Look at the entries below and reproduce them exactly.

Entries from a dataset
--- Start ---

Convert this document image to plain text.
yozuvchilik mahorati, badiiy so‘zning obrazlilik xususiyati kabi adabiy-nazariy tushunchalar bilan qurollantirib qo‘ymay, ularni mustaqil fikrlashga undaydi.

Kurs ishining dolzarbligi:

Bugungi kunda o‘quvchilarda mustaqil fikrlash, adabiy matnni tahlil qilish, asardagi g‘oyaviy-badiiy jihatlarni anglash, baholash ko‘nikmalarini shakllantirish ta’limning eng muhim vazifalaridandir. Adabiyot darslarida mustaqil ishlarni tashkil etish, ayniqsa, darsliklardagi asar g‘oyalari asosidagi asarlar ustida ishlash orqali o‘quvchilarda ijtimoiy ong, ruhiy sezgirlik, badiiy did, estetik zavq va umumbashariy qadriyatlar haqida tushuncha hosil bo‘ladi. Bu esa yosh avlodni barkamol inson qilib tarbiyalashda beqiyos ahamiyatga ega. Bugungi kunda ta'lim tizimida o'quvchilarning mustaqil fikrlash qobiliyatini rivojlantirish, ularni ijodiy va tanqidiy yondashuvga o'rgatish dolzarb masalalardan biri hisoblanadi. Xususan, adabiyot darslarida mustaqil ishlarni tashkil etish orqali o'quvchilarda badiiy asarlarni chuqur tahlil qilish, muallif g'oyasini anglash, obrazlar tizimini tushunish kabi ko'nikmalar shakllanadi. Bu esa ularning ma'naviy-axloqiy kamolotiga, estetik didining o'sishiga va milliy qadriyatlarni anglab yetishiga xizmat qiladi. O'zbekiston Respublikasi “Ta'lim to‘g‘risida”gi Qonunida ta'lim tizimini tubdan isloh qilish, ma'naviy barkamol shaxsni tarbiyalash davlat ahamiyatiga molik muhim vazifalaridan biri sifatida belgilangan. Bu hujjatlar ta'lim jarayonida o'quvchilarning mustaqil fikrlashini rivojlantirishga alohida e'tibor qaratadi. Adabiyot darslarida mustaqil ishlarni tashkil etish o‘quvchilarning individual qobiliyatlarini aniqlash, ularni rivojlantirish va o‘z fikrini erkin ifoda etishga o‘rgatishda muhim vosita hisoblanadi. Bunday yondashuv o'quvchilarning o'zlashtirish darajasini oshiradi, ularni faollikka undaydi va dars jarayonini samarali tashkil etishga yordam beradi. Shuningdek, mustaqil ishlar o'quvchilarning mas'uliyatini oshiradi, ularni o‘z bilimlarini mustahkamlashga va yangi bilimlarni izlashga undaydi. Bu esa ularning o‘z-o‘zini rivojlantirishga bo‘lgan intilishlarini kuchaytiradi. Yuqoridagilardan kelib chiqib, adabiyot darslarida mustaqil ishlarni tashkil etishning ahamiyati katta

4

--- End ---

§ **THE SOLUTION**:
Convert this document image to plain text.
yozuvchilik mahorati, badiiy so‘zning obrazlilik xususiyati kabi adabiy-nazariy tushunchalar bilan qurollantirib qo‘ymay, ularni mustaqil fikrlashga undaydi.

Kurs ishining dolzarbligi:

Bugungi kunda o‘quvchilarda mustaqil fikrlash, adabiy matnni tahlil qilish, asardagi g‘oyaviy-badiiy jihatlarni anglash, baholash ko‘nikmalarini shakllantirish ta’limning eng muhim vazifalaridandir. Adabiyot darslarida mustaqil ishlarni tashkil etish, ayniqsa, darsliklardagi asar g‘oyalari asosidagi asarlar ustida ishlash orqali o‘quvchilarda ijtimoiy ong, ruhiy sezgirlik, badiiy did, estetik zavq va umumbashariy qadriyatlar haqida tushuncha hosil bo‘ladi. Bu esa yosh avlodni barkamol inson qilib tarbiyalashda beqiyos ahamiyatga ega. Bugungi kunda ta'lim tizimida o'quvchilarning mustaqil fikrlash qobiliyatini rivojlantirish, ularni ijodiy va tanqidiy yondashuvga o'rgatish dolzarb masalalardan biri hisoblanadi. Xususan, adabiyot darslarida mustaqil ishlarni tashkil etish orqali o'quvchilarda badiiy asarlarni chuqur tahlil qilish, muallif g'oyasini anglash, obrazlar tizimini tushunish kabi ko'nikmalar shakllanadi. Bu esa ularning ma'naviy-axloqiy kamolotiga, estetik didining o'sishiga va milliy qadriyatlarni anglab yetishiga xizmat qiladi. O'zbekiston Respublikasi “Ta'lim to‘g‘risida”gi Qonunida ta'lim tizimini tubdan isloh qilish, ma'naviy barkamol shaxsni tarbiyalash davlat ahamiyatiga molik muhim vazifalaridan biri sifatida belgilangan. Bu hujjatlar ta'lim jarayonida o'quvchilarning mustaqil fikrlashini rivojlantirishga alohida e'tibor qaratadi. Adabiyot darslarida mustaqil ishlarni tashkil etish o‘quvchilarning individual qobiliyatlarini aniqlash, ularni rivojlantirish va o‘z fikrini erkin ifoda etishga o‘rgatishda muhim vosita hisoblanadi. Bunday yondashuv o'quvchilarning o'zlashtirish darajasini oshiradi, ularni faollikka undaydi va dars jarayonini samarali tashkil etishga yordam beradi. Shuningdek, mustaqil ishlar o'quvchilarning mas'uliyatini oshiradi, ularni o‘z bilimlarini mustahkamlashga va yangi bilimlarni izlashga undaydi. Bu esa ularning o‘z-o‘zini rivojlantirishga bo‘lgan intilishlarini kuchaytiradi. Yuqoridagilardan kelib chiqib, adabiyot darslarida mustaqil ishlarni tashkil etishning ahamiyati katta

4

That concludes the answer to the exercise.